Goal
Write down each entry again, exactly as it reads.

Records for the exercise
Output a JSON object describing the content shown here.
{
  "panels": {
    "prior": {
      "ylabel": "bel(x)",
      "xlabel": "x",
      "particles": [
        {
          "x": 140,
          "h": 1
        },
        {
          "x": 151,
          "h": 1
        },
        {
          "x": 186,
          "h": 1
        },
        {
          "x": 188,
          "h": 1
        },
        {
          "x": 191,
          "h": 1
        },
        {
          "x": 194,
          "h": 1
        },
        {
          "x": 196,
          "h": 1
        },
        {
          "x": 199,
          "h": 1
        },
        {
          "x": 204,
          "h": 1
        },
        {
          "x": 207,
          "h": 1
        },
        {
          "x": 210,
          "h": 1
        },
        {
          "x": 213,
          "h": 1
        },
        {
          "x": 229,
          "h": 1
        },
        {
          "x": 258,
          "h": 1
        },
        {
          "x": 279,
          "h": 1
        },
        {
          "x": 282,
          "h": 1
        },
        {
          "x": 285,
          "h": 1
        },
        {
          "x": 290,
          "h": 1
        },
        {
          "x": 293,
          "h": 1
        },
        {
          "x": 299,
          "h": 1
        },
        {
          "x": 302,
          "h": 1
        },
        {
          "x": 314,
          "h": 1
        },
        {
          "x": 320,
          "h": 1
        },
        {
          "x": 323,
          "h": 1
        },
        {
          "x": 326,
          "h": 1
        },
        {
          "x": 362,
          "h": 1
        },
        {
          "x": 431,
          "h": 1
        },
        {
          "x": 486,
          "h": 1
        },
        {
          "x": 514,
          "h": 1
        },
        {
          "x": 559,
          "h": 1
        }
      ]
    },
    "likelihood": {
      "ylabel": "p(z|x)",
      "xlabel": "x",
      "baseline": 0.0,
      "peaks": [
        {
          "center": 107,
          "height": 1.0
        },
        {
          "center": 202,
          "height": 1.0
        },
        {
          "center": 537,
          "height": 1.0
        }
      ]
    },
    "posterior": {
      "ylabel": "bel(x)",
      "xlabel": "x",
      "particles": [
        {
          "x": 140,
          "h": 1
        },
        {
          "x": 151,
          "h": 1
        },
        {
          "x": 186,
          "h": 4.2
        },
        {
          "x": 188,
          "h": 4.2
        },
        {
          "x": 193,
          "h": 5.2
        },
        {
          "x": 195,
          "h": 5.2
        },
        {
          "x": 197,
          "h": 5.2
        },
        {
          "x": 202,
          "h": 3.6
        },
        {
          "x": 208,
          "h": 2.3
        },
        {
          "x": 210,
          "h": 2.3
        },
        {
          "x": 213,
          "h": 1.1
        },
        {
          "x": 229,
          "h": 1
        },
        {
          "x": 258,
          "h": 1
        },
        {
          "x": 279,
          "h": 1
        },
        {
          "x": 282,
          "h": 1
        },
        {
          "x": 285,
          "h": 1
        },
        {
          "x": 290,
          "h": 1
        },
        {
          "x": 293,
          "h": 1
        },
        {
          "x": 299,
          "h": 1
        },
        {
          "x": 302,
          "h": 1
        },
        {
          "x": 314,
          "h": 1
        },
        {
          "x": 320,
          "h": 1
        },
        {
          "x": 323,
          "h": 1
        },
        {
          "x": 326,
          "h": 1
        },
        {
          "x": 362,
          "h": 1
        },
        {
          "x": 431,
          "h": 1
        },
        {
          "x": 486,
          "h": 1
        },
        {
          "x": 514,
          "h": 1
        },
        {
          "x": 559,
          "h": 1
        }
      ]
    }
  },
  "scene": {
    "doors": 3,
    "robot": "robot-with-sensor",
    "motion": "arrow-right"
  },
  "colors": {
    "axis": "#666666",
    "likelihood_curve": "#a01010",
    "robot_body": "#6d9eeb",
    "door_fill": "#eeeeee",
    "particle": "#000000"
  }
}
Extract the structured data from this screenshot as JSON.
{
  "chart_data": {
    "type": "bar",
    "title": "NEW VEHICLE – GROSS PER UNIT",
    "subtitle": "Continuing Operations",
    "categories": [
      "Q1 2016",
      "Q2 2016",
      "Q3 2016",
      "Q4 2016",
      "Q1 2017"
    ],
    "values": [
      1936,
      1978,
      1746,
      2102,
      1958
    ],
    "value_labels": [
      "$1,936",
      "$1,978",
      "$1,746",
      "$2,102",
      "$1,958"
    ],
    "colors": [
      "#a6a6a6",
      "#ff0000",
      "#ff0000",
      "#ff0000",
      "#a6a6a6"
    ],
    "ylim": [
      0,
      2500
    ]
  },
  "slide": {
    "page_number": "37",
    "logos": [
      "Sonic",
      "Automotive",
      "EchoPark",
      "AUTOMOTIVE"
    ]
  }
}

Exercise result
Output a JSON object describing the content shown here.
{
  "panels": {
    "prior": {
      "ylabel": "bel(x)",
      "xlabel": "x",
      "particles": [
        {
          "x": 140,
          "h": 1
        },
        {
          "x": 151,
          "h": 1
        },
        {
          "x": 186,
          "h": 1
        },
        {
          "x": 188,
          "h": 1
        },
        {
          "x": 191,
          "h": 1
        },
        {
          "x": 194,
          "h": 1
        },
        {
          "x": 196,
          "h": 1
        },
        {
          "x": 199,
          "h": 1
        },
        {
          "x": 204,
          "h": 1
        },
        {
          "x": 207,
          "h": 1
        },
        {
          "x": 210,
          "h": 1
        },
        {
          "x": 213,
          "h": 1
        },
        {
          "x": 229,
          "h": 1
        },
        {
          "x": 258,
          "h": 1
        },
        {
          "x": 279,
          "h": 1
        },
        {
          "x": 282,
          "h": 1
        },
        {
          "x": 285,
          "h": 1
        },
        {
          "x": 290,
          "h": 1
        },
        {
          "x": 293,
          "h": 1
        },
        {
          "x": 299,
          "h": 1
        },
        {
          "x": 302,
          "h": 1
        },
        {
          "x": 314,
          "h": 1
        },
        {
          "x": 320,
          "h": 1
        },
        {
          "x": 323,
          "h": 1
        },
        {
          "x": 326,
          "h": 1
        },
        {
          "x": 362,
          "h": 1
        },
        {
          "x": 431,
          "h": 1
        },
        {
          "x": 486,
          "h": 1
        },
        {
          "x": 514,
          "h": 1
        },
        {
          "x": 559,
          "h": 1
        }
      ]
    },
    "likelihood": {
      "ylabel": "p(z|x)",
      "xlabel": "x",
      "baseline": 0.0,
      "peaks": [
        {
          "center": 107,
          "height": 1.0
        },
        {
          "center": 202,
          "height": 1.0
        },
        {
          "center": 537,
          "height": 1.0
        }
      ]
    },
    "posterior": {
      "ylabel": "bel(x)",
      "xlabel": "x",
      "particles": [
        {
          "x": 140,
          "h": 1
        },
        {
          "x": 151,
          "h": 1
        },
        {
          "x": 186,
          "h": 4.2
        },
        {
          "x": 188,
          "h": 4.2
        },
        {
          "x": 193,
          "h": 5.2
        },
        {
          "x": 195,
          "h": 5.2
        },
        {
          "x": 197,
          "h": 5.2
        },
        {
          "x": 202,
          "h": 3.6
        },
        {
          "x": 208,
          "h": 2.3
        },
        {
          "x": 210,
          "h": 2.3
        },
        {
          "x": 213,
          "h": 1.1
        },
        {
          "x": 229,
          "h": 1
        },
        {
          "x": 258,
          "h": 1
        },
        {
          "x": 279,
          "h": 1
        },
        {
          "x": 282,
          "h": 1
        },
        {
          "x": 285,
          "h": 1
        },
        {
          "x": 290,
          "h": 1
        },
        {
          "x": 293,
          "h": 1
        },
        {
          "x": 299,
          "h": 1
        },
        {
          "x": 302,
          "h": 1
        },
        {
          "x": 314,
          "h": 1
        },
        {
          "x": 320,
          "h": 1
        },
        {
          "x": 323,
          "h": 1
        },
        {
          "x": 326,
          "h": 1
        },
        {
          "x": 362,
          "h": 1
        },
        {
          "x": 431,
          "h": 1
        },
        {
          "x": 486,
          "h": 1
        },
        {
          "x": 514,
          "h": 1
        },
        {
          "x": 559,
          "h": 1
        }
      ]
    }
  },
  "scene": {
    "doors": 3,
    "robot": "robot-with-sensor",
    "motion": "arrow-right"
  },
  "colors": {
    "axis": "#666666",
    "likelihood_curve": "#a01010",
    "robot_body": "#6d9eeb",
    "door_fill": "#eeeeee",
    "particle": "#000000"
  }
}
Extract the structured data from this screenshot as JSON.
{
  "chart_data": {
    "type": "bar",
    "title": "NEW VEHICLE – GROSS PER UNIT",
    "subtitle": "Continuing Operations",
    "categories": [
      "Q1 2016",
      "Q2 2016",
      "Q3 2016",
      "Q4 2016",
      "Q1 2017"
    ],
    "values": [
      1936,
      1978,
      1746,
      2102,
      1958
    ],
    "value_labels": [
      "$1,936",
      "$1,978",
      "$1,746",
      "$2,102",
      "$1,958"
    ],
    "colors": [
      "#a6a6a6",
      "#ff0000",
      "#ff0000",
      "#ff0000",
      "#a6a6a6"
    ],
    "ylim": [
      0,
      2500
    ]
  },
  "slide": {
    "page_number": "37",
    "logos": [
      "Sonic",
      "Automotive",
      "EchoPark",
      "AUTOMOTIVE"
    ]
  }
}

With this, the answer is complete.